— Records supplied —
────

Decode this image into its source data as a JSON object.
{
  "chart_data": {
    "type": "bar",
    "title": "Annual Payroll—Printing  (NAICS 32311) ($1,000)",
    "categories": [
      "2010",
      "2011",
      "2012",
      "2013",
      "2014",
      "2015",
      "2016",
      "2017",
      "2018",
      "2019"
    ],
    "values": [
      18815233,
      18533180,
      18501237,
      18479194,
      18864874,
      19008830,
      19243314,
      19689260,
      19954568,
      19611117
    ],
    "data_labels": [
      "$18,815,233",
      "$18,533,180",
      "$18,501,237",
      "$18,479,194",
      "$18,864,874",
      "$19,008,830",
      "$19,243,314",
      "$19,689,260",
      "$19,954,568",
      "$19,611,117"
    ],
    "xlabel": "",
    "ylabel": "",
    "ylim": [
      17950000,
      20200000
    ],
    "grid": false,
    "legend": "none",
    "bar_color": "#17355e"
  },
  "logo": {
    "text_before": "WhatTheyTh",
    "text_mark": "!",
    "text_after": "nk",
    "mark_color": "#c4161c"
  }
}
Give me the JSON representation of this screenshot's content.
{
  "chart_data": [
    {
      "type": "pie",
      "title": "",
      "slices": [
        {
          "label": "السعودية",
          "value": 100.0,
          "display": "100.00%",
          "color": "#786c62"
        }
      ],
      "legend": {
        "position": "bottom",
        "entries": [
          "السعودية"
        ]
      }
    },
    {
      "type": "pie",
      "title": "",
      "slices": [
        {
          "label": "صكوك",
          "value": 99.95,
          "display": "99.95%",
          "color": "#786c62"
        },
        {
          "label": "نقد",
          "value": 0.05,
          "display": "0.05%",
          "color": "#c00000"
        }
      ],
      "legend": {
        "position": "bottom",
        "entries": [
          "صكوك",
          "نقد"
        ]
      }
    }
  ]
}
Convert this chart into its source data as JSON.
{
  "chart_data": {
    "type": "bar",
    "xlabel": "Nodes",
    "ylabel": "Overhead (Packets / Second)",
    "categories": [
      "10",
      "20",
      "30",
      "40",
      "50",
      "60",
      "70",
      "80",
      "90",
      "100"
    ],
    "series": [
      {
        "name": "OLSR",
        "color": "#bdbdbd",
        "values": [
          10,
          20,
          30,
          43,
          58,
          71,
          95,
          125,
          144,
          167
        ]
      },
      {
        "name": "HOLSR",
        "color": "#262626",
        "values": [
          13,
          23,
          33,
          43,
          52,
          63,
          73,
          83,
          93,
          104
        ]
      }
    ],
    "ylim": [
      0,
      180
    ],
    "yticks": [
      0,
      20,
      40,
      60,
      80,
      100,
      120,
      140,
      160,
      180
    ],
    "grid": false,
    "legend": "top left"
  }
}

────

— To be done —
Above are lines of data; state how many of them contain the word "ylabel", with no other output.

— The output —
2